**The request**
Produce an exact copy of all the records.

**Records shown**
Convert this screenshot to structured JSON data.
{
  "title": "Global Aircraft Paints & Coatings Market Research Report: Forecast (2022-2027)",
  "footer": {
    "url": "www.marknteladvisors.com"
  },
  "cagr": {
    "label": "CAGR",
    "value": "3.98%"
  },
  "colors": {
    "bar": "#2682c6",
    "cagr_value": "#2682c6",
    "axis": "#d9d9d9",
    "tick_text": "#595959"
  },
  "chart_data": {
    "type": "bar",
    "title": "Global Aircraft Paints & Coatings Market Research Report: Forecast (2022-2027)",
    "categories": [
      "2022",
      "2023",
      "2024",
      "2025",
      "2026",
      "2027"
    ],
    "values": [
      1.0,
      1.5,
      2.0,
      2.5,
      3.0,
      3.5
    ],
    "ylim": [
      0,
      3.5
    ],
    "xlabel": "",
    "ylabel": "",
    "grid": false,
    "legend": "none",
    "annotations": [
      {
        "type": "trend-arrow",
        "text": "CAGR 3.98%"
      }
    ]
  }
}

**Solved exercise**
Convert this screenshot to structured JSON data.
{
  "title": "Global Aircraft Paints & Coatings Market Research Report: Forecast (2022-2027)",
  "footer": {
    "url": "www.marknteladvisors.com"
  },
  "cagr": {
    "label": "CAGR",
    "value": "3.98%"
  },
  "colors": {
    "bar": "#2682c6",
    "cagr_value": "#2682c6",
    "axis": "#d9d9d9",
    "tick_text": "#595959"
  },
  "chart_data": {
    "type": "bar",
    "title": "Global Aircraft Paints & Coatings Market Research Report: Forecast (2022-2027)",
    "categories": [
      "2022",
      "2023",
      "2024",
      "2025",
      "2026",
      "2027"
    ],
    "values": [
      1.0,
      1.5,
      2.0,
      2.5,
      3.0,
      3.5
    ],
    "ylim": [
      0,
      3.5
    ],
    "xlabel": "",
    "ylabel": "",
    "grid": false,
    "legend": "none",
    "annotations": [
      {
        "type": "trend-arrow",
        "text": "CAGR 3.98%"
      }
    ]
  }
}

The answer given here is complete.